## Consigna
Responde con datos del fragmento seleccionado:
1. ¿En qué mes y año se sitúa lo narrado?
2. ¿En qué ciudad estaban por primera vez?
3. ¿Cuánto costaba entonces una entrada?

## Fragmento seleccionado
++++++++++++++++++++
Crazy for you (All dancing, all singing...all Gershwin!)
Agosto, 1993. Un calor sofocante. Una humedad casi insoportable, aunque la aguantábamos con gusto, claro. Nos refrescaba la fascinación, el subidón, una excitación a prueba de grados fahrenheit. Por primera vez estábamos en Nueva York. La primera de una larga lista. I´m crazy for you!
Las marquesinas nos guiñaban como tratando de atraer polillas hacia la luz. Cientos de lumniosos anunciando un montón de shows que ni de lejos nos sonaban, ¿adónde vamos? Había menos dinero en los bolsillos -y menos arrugas en la cara- y teníamos que seleccionar escrupulosamente en qué espectáculo invertíamos los 50 o 60 dólares que por entonces costaba una entrada (aquellos maravillosos años), y la verdad, no teníamos demasiada información.
++++++++++++++++++++
## Sección de datos
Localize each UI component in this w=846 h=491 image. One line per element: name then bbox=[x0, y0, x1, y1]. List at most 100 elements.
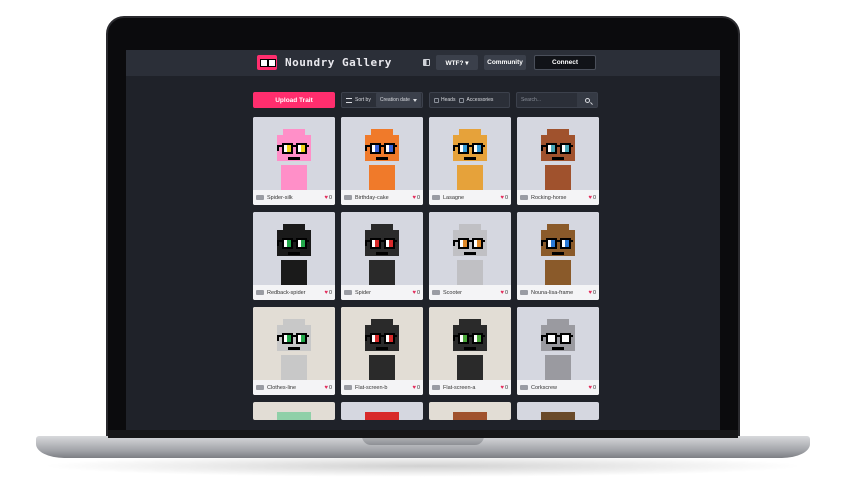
++++++++++++++++++++
## Resultado obtenido
1. Agosto de 1993.
2. Nueva York.
3. 50 o 60 dólares.